WHAT IS BEING ASKED =
Transcribe all of the material exactly.

INFORMATION SUPPLIED =
## start
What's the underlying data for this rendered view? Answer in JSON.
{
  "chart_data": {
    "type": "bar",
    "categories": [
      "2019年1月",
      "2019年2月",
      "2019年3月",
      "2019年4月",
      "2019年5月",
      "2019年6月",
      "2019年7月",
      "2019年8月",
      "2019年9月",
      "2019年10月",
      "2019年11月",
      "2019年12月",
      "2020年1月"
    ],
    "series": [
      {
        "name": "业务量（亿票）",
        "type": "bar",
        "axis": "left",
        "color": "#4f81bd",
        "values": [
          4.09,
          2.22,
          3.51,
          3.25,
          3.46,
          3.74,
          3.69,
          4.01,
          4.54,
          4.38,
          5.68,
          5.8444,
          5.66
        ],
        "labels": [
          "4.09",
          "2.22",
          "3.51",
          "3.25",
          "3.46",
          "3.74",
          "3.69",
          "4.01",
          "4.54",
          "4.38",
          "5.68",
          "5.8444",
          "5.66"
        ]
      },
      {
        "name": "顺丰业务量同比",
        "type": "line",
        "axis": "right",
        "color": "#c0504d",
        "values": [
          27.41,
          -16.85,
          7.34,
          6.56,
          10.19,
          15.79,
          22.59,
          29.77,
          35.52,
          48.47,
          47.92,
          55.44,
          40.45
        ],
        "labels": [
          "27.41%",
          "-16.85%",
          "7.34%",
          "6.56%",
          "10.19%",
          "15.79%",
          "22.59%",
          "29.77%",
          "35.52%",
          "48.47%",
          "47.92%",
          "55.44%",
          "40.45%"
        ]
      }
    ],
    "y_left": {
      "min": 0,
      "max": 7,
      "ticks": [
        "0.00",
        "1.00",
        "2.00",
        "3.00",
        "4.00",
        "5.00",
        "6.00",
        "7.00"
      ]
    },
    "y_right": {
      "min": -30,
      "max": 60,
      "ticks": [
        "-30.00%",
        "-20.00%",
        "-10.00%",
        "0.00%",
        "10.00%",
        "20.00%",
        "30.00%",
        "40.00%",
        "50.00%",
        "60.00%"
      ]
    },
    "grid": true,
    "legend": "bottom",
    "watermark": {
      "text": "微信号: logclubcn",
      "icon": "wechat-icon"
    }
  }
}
## end
OUTPUT FOR THIS EXERCISE =
What's the underlying data for this rendered view? Answer in JSON.
{
  "chart_data": {
    "type": "bar",
    "categories": [
      "2019年1月",
      "2019年2月",
      "2019年3月",
      "2019年4月",
      "2019年5月",
      "2019年6月",
      "2019年7月",
      "2019年8月",
      "2019年9月",
      "2019年10月",
      "2019年11月",
      "2019年12月",
      "2020年1月"
    ],
    "series": [
      {
        "name": "业务量（亿票）",
        "type": "bar",
        "axis": "left",
        "color": "#4f81bd",
        "values": [
          4.09,
          2.22,
          3.51,
          3.25,
          3.46,
          3.74,
          3.69,
          4.01,
          4.54,
          4.38,
          5.68,
          5.8444,
          5.66
        ],
        "labels": [
          "4.09",
          "2.22",
          "3.51",
          "3.25",
          "3.46",
          "3.74",
          "3.69",
          "4.01",
          "4.54",
          "4.38",
          "5.68",
          "5.8444",
          "5.66"
        ]
      },
      {
        "name": "顺丰业务量同比",
        "type": "line",
        "axis": "right",
        "color": "#c0504d",
        "values": [
          27.41,
          -16.85,
          7.34,
          6.56,
          10.19,
          15.79,
          22.59,
          29.77,
          35.52,
          48.47,
          47.92,
          55.44,
          40.45
        ],
        "labels": [
          "27.41%",
          "-16.85%",
          "7.34%",
          "6.56%",
          "10.19%",
          "15.79%",
          "22.59%",
          "29.77%",
          "35.52%",
          "48.47%",
          "47.92%",
          "55.44%",
          "40.45%"
        ]
      }
    ],
    "y_left": {
      "min": 0,
      "max": 7,
      "ticks": [
        "0.00",
        "1.00",
        "2.00",
        "3.00",
        "4.00",
        "5.00",
        "6.00",
        "7.00"
      ]
    },
    "y_right": {
      "min": -30,
      "max": 60,
      "ticks": [
        "-30.00%",
        "-20.00%",
        "-10.00%",
        "0.00%",
        "10.00%",
        "20.00%",
        "30.00%",
        "40.00%",
        "50.00%",
        "60.00%"
      ]
    },
    "grid": true,
    "legend": "bottom",
    "watermark": {
      "text": "微信号: logclubcn",
      "icon": "wechat-icon"
    }
  }
}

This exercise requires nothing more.